Stated exercise:
Count every line that includes the string "luôn" in the entries that follow. Nothing besides the number is needed.

Records for this task:
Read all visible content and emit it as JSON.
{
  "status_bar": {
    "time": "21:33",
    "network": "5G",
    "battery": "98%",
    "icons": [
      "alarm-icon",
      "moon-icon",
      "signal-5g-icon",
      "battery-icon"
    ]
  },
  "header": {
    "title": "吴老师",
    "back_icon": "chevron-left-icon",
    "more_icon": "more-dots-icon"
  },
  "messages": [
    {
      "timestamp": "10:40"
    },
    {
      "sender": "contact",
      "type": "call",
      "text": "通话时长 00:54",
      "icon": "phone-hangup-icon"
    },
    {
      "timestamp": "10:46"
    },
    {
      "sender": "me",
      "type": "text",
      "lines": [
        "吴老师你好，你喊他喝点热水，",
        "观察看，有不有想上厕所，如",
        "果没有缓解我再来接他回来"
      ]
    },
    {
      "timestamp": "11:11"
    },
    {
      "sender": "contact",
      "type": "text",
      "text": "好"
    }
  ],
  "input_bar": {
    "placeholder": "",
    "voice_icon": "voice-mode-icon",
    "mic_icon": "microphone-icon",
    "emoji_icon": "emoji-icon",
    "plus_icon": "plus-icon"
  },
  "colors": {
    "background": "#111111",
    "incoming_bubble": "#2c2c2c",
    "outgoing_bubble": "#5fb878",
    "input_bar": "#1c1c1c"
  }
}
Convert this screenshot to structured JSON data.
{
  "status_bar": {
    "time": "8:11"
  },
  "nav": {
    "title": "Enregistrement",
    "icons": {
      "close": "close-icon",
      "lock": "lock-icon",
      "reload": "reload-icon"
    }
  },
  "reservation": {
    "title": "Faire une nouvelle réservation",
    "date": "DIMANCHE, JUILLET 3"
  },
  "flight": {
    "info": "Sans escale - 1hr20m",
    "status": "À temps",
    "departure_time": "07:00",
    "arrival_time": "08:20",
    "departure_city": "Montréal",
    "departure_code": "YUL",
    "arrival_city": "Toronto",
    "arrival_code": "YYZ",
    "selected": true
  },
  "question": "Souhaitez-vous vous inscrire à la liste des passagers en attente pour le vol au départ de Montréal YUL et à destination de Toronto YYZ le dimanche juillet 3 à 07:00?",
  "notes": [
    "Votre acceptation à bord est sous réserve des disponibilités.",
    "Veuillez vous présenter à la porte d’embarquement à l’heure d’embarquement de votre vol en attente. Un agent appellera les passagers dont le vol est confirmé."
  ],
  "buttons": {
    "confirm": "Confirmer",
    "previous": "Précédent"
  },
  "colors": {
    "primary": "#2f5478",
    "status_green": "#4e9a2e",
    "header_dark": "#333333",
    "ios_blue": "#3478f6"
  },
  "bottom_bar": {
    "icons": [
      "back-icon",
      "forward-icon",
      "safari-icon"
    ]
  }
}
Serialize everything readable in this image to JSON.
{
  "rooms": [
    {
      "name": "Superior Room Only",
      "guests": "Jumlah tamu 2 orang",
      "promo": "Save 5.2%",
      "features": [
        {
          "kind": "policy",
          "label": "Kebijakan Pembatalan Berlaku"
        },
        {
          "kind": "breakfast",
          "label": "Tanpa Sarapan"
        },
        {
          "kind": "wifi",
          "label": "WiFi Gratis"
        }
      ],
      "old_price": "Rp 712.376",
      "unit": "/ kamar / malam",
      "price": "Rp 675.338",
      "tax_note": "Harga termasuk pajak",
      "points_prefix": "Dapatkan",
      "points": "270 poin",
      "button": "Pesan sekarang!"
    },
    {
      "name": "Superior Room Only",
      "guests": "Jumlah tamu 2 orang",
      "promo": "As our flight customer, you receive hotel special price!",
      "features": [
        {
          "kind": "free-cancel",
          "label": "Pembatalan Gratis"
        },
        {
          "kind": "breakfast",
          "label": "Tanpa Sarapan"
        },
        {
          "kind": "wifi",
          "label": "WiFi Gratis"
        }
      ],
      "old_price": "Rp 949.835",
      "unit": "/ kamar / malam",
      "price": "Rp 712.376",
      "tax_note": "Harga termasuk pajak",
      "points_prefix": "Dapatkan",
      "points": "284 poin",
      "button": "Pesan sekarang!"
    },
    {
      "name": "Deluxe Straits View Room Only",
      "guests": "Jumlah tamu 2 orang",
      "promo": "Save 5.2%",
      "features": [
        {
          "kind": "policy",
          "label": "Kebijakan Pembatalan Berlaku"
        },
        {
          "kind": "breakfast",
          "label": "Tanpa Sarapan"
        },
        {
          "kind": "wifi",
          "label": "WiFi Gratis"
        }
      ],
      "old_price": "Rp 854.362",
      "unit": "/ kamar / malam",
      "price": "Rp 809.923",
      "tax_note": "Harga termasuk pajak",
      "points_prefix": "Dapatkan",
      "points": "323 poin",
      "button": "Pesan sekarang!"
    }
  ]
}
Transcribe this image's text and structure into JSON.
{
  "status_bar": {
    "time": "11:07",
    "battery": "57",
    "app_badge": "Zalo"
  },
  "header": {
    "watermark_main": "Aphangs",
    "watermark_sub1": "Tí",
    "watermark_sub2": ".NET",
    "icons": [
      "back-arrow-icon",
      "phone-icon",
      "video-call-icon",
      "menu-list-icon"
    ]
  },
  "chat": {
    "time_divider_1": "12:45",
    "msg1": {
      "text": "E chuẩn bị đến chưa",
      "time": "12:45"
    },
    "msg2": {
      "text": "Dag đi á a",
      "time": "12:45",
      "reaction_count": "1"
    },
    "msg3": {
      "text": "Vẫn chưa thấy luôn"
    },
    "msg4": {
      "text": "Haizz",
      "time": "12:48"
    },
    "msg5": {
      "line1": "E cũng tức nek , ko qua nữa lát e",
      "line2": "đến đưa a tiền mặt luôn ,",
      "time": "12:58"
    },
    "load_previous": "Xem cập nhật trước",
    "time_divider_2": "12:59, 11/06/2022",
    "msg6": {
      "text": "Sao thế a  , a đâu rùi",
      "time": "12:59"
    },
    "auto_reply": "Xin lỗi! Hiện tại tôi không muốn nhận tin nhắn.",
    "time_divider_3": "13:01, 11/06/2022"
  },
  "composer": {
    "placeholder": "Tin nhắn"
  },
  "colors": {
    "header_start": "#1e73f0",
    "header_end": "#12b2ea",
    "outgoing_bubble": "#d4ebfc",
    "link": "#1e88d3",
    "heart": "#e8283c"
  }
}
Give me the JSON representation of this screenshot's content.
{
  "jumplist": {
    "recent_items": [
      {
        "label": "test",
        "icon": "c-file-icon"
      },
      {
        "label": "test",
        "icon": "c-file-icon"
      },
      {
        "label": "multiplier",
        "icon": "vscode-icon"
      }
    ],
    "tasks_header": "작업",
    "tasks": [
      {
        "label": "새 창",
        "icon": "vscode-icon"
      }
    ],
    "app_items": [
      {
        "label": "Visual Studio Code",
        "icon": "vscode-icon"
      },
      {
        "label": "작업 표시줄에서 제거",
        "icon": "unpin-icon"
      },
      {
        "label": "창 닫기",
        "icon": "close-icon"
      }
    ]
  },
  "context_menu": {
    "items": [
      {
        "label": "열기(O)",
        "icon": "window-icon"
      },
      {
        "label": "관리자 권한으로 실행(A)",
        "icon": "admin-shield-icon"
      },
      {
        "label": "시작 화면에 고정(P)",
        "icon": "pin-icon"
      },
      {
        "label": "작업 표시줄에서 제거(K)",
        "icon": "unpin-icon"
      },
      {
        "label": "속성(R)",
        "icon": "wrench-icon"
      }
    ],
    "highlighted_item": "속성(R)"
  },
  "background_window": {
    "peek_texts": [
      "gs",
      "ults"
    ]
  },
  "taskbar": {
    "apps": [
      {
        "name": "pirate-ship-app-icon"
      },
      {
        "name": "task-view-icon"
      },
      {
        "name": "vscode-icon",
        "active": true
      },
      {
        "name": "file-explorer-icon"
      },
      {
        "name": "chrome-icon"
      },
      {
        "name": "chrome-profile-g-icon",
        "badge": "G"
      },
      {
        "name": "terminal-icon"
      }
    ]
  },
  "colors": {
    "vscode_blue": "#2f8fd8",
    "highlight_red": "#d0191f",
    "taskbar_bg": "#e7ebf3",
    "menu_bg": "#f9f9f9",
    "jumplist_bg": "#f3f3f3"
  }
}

Reply to the exercise:
2